• **TASK PROMPT**: Give the number of lines that include the word "JSON", nothing more.

• **DATA SUPPLIED**:

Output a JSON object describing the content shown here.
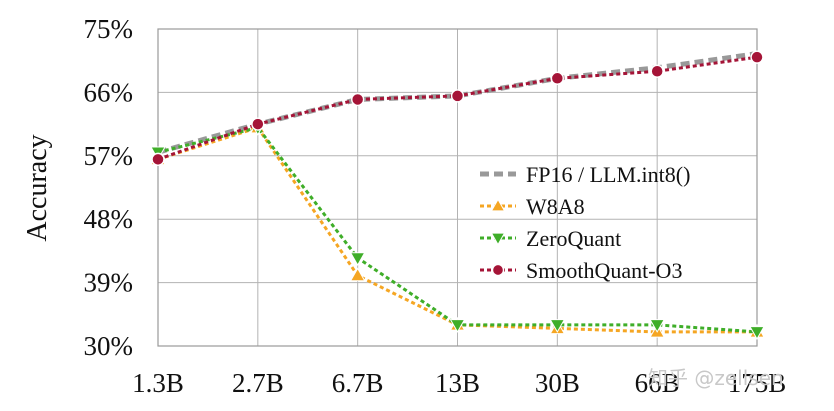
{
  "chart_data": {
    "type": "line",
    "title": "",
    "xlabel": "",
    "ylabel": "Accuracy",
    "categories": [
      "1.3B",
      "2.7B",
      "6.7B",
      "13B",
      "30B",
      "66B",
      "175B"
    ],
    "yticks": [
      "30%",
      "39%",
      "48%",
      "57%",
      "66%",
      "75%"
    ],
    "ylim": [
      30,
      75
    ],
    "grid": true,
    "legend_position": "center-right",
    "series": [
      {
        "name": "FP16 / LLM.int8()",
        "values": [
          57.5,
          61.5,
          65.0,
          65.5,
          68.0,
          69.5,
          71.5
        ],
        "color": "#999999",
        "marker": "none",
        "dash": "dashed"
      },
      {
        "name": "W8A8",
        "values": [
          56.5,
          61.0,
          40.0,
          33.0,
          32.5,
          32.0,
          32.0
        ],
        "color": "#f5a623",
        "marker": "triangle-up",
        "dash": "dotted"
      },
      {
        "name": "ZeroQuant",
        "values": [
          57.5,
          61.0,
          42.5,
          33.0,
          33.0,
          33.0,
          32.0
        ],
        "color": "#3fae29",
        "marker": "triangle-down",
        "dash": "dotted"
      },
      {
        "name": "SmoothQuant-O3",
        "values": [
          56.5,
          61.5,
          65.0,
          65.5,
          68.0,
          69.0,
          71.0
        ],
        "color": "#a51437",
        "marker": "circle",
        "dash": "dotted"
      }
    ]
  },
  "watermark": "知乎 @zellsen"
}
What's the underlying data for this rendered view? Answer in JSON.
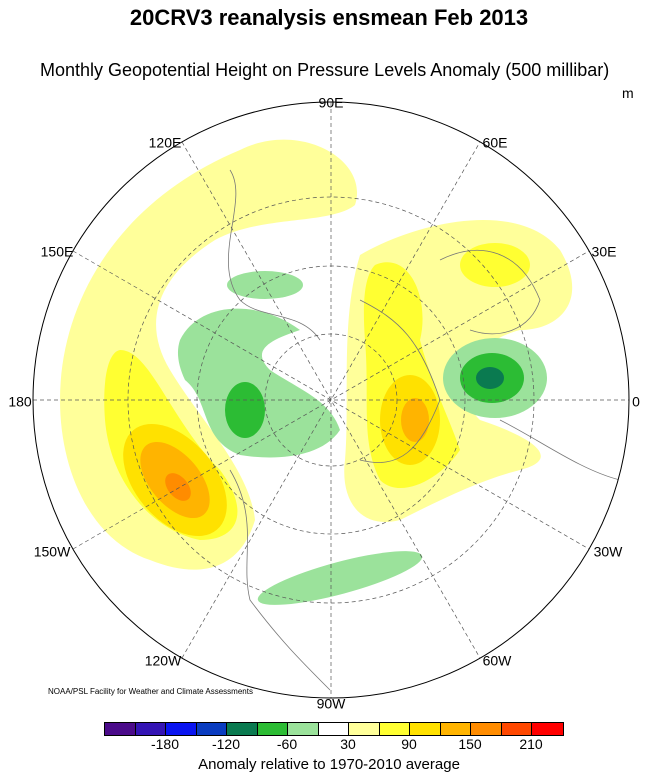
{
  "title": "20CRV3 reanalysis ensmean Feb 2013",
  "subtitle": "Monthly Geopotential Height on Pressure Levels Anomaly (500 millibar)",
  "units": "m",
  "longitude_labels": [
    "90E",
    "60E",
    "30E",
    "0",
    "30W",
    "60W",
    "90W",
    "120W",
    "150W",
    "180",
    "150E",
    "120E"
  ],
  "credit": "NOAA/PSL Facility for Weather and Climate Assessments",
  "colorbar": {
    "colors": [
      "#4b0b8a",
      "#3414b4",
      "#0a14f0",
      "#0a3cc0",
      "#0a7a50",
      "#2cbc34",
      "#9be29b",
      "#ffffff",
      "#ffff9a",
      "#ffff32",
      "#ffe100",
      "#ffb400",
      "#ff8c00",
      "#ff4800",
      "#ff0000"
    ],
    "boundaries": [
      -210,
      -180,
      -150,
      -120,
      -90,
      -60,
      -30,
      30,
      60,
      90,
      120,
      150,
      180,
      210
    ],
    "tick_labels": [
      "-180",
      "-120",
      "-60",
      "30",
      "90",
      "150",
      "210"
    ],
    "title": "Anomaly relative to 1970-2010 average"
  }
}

• **EXERCISE OUTPUT**: 2